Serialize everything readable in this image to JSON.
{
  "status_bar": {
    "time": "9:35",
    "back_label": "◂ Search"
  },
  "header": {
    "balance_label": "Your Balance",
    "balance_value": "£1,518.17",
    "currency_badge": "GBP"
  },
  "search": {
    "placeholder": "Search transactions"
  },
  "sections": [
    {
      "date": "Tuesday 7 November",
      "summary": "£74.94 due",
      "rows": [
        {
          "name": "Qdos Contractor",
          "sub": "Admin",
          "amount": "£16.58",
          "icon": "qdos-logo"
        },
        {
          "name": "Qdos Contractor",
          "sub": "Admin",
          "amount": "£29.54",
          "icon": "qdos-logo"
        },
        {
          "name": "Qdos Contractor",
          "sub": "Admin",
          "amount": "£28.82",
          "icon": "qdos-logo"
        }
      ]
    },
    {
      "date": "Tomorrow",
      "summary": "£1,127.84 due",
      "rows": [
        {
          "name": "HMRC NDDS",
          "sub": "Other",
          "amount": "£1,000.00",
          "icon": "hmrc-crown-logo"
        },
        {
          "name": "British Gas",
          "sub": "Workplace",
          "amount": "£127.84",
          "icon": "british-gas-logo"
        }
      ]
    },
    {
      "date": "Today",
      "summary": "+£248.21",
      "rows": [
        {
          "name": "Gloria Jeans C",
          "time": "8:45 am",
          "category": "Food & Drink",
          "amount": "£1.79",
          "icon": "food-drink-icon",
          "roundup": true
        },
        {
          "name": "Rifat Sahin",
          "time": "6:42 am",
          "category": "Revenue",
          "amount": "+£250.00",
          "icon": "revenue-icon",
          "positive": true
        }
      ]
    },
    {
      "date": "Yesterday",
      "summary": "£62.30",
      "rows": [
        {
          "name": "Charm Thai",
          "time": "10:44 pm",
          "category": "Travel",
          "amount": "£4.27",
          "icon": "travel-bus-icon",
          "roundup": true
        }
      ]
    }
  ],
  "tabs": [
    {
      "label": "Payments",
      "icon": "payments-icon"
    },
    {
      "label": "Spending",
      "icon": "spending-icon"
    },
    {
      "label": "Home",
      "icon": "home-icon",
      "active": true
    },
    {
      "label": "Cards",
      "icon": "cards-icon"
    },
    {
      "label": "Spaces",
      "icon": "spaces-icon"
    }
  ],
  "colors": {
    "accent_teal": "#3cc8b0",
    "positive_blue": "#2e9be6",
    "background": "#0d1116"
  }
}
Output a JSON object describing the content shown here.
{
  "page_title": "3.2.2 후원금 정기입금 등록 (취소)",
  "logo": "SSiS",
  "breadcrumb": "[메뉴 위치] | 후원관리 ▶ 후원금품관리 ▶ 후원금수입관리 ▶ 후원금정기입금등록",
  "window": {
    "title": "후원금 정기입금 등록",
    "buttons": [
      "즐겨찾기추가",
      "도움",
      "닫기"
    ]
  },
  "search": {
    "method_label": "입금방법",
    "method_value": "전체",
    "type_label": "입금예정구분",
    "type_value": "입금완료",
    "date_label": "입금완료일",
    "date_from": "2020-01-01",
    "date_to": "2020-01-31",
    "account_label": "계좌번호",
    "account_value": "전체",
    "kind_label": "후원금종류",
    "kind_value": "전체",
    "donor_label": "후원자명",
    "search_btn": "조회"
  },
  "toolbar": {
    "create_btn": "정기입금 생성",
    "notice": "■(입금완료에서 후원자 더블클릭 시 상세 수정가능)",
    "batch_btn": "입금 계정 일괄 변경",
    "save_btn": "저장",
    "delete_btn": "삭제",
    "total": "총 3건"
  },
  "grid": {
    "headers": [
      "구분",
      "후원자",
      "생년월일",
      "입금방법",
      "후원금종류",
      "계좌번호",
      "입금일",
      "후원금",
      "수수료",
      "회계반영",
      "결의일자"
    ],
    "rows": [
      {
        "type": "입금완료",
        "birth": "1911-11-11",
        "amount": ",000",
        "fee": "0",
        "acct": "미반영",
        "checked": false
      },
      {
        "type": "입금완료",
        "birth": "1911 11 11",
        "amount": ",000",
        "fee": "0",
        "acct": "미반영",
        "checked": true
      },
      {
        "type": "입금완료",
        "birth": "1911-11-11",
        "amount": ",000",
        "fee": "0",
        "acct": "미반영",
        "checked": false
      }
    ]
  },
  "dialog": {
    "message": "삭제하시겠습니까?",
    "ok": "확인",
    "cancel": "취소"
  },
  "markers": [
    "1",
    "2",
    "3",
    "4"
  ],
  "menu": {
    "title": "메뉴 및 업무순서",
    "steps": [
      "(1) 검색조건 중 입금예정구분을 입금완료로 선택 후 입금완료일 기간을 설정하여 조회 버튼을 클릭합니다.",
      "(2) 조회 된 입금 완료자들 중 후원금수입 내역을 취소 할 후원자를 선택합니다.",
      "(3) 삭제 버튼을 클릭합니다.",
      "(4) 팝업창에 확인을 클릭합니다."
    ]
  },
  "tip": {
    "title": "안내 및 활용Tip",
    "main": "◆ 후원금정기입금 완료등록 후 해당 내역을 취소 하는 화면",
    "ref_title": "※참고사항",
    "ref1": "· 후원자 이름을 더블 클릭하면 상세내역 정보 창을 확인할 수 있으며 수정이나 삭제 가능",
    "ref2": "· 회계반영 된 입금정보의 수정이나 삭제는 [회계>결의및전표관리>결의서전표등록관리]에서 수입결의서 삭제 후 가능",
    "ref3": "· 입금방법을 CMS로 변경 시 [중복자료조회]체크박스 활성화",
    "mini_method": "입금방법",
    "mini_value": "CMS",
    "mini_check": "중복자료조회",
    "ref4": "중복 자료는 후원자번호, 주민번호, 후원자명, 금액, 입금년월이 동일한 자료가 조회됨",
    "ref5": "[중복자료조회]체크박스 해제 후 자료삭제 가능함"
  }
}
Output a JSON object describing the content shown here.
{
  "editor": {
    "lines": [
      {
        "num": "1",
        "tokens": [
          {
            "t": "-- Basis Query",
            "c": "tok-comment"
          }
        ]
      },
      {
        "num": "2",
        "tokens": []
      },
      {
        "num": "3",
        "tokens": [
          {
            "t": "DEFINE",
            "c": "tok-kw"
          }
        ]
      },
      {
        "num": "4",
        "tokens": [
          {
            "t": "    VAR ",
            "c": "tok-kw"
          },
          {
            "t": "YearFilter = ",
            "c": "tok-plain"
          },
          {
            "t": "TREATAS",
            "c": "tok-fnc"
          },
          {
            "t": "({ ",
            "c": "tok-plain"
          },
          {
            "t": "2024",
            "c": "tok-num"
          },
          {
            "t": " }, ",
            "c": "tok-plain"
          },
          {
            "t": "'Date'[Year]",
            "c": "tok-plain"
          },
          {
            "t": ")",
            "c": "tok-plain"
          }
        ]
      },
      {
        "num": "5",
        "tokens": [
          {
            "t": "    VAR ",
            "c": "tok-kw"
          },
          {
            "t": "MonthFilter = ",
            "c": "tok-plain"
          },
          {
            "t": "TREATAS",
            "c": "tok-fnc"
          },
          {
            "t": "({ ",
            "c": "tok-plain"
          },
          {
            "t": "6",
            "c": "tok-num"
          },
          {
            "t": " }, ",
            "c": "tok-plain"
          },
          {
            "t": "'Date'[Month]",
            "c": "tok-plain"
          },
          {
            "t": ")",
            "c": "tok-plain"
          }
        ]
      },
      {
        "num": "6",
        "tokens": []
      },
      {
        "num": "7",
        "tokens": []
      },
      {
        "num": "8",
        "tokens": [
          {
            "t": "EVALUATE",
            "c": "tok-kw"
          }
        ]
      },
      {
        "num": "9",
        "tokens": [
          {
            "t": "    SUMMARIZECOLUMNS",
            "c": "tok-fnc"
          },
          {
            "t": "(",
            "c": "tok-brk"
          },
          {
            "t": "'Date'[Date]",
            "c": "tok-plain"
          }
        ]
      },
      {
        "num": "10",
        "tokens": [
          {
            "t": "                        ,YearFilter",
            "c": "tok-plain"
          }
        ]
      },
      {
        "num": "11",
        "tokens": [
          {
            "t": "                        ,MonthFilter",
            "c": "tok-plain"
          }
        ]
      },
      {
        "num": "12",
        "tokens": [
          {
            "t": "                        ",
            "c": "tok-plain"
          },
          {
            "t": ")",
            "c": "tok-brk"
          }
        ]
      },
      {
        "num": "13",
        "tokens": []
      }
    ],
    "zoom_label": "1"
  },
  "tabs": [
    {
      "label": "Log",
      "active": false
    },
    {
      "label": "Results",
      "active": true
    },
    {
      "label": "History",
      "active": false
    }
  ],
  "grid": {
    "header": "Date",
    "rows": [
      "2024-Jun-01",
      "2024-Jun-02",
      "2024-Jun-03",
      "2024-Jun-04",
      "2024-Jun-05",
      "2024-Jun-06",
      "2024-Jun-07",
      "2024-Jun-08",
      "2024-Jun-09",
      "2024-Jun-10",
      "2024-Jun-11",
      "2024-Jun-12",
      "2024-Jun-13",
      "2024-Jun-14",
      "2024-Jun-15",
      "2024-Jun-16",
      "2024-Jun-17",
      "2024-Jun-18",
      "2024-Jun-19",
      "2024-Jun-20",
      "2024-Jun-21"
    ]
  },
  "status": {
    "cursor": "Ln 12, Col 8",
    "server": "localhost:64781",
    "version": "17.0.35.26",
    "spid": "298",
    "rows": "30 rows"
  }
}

* _WHAT THIS TASK INVOLVES_: Copy each line above containing the string "name".

* _FULL SOLUTION_:
          "name": "Qdos Contractor",
          "name": "Qdos Contractor",
          "name": "Qdos Contractor",
          "name": "HMRC NDDS",
          "name": "British Gas",
          "name": "Gloria Jeans C",
          "name": "Rifat Sahin",
          "name": "Charm Thai",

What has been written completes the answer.